● **THE TASK**: Without altering anything, repeat each of the records.

# # # #

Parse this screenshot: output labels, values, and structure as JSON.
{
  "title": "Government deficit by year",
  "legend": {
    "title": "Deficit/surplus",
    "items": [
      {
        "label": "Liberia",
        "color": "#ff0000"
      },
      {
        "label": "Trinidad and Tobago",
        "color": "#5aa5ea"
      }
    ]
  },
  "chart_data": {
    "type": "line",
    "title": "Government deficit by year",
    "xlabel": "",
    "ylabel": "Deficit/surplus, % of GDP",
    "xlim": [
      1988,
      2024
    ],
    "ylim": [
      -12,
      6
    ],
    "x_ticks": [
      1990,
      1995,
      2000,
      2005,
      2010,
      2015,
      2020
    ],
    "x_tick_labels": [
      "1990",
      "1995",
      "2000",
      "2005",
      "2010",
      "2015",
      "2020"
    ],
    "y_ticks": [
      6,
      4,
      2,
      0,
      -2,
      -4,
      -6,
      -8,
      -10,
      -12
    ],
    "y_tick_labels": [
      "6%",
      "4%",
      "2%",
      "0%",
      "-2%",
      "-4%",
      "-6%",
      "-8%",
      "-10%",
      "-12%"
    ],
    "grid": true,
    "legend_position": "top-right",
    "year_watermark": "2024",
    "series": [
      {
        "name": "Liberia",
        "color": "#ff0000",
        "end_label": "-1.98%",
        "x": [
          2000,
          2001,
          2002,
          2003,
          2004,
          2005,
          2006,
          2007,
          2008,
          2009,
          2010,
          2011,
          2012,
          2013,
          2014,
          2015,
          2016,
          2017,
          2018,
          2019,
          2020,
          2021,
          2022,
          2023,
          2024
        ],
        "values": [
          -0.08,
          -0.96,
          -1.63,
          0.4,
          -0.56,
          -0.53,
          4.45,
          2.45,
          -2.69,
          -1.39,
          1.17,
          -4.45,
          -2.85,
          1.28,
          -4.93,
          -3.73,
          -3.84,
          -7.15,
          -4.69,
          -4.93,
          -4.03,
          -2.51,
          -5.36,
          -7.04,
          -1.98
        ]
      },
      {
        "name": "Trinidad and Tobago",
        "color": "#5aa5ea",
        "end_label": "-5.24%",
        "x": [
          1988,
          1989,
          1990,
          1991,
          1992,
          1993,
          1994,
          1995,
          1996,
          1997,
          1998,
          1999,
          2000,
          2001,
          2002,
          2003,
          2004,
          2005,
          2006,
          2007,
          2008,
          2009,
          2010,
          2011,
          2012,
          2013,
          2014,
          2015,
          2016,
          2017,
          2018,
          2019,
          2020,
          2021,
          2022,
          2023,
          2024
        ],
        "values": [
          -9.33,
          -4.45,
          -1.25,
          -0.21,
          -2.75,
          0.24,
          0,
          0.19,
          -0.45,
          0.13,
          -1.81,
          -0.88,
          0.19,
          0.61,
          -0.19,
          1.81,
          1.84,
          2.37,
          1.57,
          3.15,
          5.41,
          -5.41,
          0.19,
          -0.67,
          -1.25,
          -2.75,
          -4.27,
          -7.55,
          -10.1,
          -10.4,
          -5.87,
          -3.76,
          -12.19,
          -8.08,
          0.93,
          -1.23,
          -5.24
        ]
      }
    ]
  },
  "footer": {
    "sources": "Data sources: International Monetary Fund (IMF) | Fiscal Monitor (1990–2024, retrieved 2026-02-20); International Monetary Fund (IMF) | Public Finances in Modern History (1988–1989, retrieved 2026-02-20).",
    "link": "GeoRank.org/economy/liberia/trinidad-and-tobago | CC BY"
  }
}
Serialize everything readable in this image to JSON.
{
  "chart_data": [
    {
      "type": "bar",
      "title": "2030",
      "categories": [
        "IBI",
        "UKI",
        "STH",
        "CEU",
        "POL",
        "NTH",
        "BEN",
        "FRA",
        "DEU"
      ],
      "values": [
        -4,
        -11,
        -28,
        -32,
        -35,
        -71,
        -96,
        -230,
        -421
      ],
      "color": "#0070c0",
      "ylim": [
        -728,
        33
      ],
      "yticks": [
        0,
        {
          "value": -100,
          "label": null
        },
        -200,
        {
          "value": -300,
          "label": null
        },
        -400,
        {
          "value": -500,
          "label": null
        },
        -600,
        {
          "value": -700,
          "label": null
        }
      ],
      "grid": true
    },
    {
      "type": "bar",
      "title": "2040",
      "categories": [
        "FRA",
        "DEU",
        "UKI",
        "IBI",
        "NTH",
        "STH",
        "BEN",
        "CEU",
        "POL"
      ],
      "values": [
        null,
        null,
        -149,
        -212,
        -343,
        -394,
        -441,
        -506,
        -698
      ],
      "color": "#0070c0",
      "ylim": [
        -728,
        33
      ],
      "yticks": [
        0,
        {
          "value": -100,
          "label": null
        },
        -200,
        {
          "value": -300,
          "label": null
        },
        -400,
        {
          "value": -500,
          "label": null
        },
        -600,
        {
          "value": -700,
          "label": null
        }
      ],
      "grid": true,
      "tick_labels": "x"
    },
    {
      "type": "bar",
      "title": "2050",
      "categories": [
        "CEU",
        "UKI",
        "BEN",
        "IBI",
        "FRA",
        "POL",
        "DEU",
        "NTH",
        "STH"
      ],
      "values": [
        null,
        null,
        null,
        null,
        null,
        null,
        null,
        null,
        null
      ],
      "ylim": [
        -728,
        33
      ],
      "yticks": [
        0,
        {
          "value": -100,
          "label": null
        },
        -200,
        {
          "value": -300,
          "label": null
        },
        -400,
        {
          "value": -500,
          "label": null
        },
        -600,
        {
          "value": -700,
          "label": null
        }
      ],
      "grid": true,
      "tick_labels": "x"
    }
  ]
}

# # # #

● **ANSWER BELOW**:
Parse this screenshot: output labels, values, and structure as JSON.
{
  "title": "Government deficit by year",
  "legend": {
    "title": "Deficit/surplus",
    "items": [
      {
        "label": "Liberia",
        "color": "#ff0000"
      },
      {
        "label": "Trinidad and Tobago",
        "color": "#5aa5ea"
      }
    ]
  },
  "chart_data": {
    "type": "line",
    "title": "Government deficit by year",
    "xlabel": "",
    "ylabel": "Deficit/surplus, % of GDP",
    "xlim": [
      1988,
      2024
    ],
    "ylim": [
      -12,
      6
    ],
    "x_ticks": [
      1990,
      1995,
      2000,
      2005,
      2010,
      2015,
      2020
    ],
    "x_tick_labels": [
      "1990",
      "1995",
      "2000",
      "2005",
      "2010",
      "2015",
      "2020"
    ],
    "y_ticks": [
      6,
      4,
      2,
      0,
      -2,
      -4,
      -6,
      -8,
      -10,
      -12
    ],
    "y_tick_labels": [
      "6%",
      "4%",
      "2%",
      "0%",
      "-2%",
      "-4%",
      "-6%",
      "-8%",
      "-10%",
      "-12%"
    ],
    "grid": true,
    "legend_position": "top-right",
    "year_watermark": "2024",
    "series": [
      {
        "name": "Liberia",
        "color": "#ff0000",
        "end_label": "-1.98%",
        "x": [
          2000,
          2001,
          2002,
          2003,
          2004,
          2005,
          2006,
          2007,
          2008,
          2009,
          2010,
          2011,
          2012,
          2013,
          2014,
          2015,
          2016,
          2017,
          2018,
          2019,
          2020,
          2021,
          2022,
          2023,
          2024
        ],
        "values": [
          -0.08,
          -0.96,
          -1.63,
          0.4,
          -0.56,
          -0.53,
          4.45,
          2.45,
          -2.69,
          -1.39,
          1.17,
          -4.45,
          -2.85,
          1.28,
          -4.93,
          -3.73,
          -3.84,
          -7.15,
          -4.69,
          -4.93,
          -4.03,
          -2.51,
          -5.36,
          -7.04,
          -1.98
        ]
      },
      {
        "name": "Trinidad and Tobago",
        "color": "#5aa5ea",
        "end_label": "-5.24%",
        "x": [
          1988,
          1989,
          1990,
          1991,
          1992,
          1993,
          1994,
          1995,
          1996,
          1997,
          1998,
          1999,
          2000,
          2001,
          2002,
          2003,
          2004,
          2005,
          2006,
          2007,
          2008,
          2009,
          2010,
          2011,
          2012,
          2013,
          2014,
          2015,
          2016,
          2017,
          2018,
          2019,
          2020,
          2021,
          2022,
          2023,
          2024
        ],
        "values": [
          -9.33,
          -4.45,
          -1.25,
          -0.21,
          -2.75,
          0.24,
          0,
          0.19,
          -0.45,
          0.13,
          -1.81,
          -0.88,
          0.19,
          0.61,
          -0.19,
          1.81,
          1.84,
          2.37,
          1.57,
          3.15,
          5.41,
          -5.41,
          0.19,
          -0.67,
          -1.25,
          -2.75,
          -4.27,
          -7.55,
          -10.1,
          -10.4,
          -5.87,
          -3.76,
          -12.19,
          -8.08,
          0.93,
          -1.23,
          -5.24
        ]
      }
    ]
  },
  "footer": {
    "sources": "Data sources: International Monetary Fund (IMF) | Fiscal Monitor (1990–2024, retrieved 2026-02-20); International Monetary Fund (IMF) | Public Finances in Modern History (1988–1989, retrieved 2026-02-20).",
    "link": "GeoRank.org/economy/liberia/trinidad-and-tobago | CC BY"
  }
}
Serialize everything readable in this image to JSON.
{
  "chart_data": [
    {
      "type": "bar",
      "title": "2030",
      "categories": [
        "IBI",
        "UKI",
        "STH",
        "CEU",
        "POL",
        "NTH",
        "BEN",
        "FRA",
        "DEU"
      ],
      "values": [
        -4,
        -11,
        -28,
        -32,
        -35,
        -71,
        -96,
        -230,
        -421
      ],
      "color": "#0070c0",
      "ylim": [
        -728,
        33
      ],
      "yticks": [
        0,
        {
          "value": -100,
          "label": null
        },
        -200,
        {
          "value": -300,
          "label": null
        },
        -400,
        {
          "value": -500,
          "label": null
        },
        -600,
        {
          "value": -700,
          "label": null
        }
      ],
      "grid": true
    },
    {
      "type": "bar",
      "title": "2040",
      "categories": [
        "FRA",
        "DEU",
        "UKI",
        "IBI",
        "NTH",
        "STH",
        "BEN",
        "CEU",
        "POL"
      ],
      "values": [
        null,
        null,
        -149,
        -212,
        -343,
        -394,
        -441,
        -506,
        -698
      ],
      "color": "#0070c0",
      "ylim": [
        -728,
        33
      ],
      "yticks": [
        0,
        {
          "value": -100,
          "label": null
        },
        -200,
        {
          "value": -300,
          "label": null
        },
        -400,
        {
          "value": -500,
          "label": null
        },
        -600,
        {
          "value": -700,
          "label": null
        }
      ],
      "grid": true,
      "tick_labels": "x"
    },
    {
      "type": "bar",
      "title": "2050",
      "categories": [
        "CEU",
        "UKI",
        "BEN",
        "IBI",
        "FRA",
        "POL",
        "DEU",
        "NTH",
        "STH"
      ],
      "values": [
        null,
        null,
        null,
        null,
        null,
        null,
        null,
        null,
        null
      ],
      "ylim": [
        -728,
        33
      ],
      "yticks": [
        0,
        {
          "value": -100,
          "label": null
        },
        -200,
        {
          "value": -300,
          "label": null
        },
        -400,
        {
          "value": -500,
          "label": null
        },
        -600,
        {
          "value": -700,
          "label": null
        }
      ],
      "grid": true,
      "tick_labels": "x"
    }
  ]
}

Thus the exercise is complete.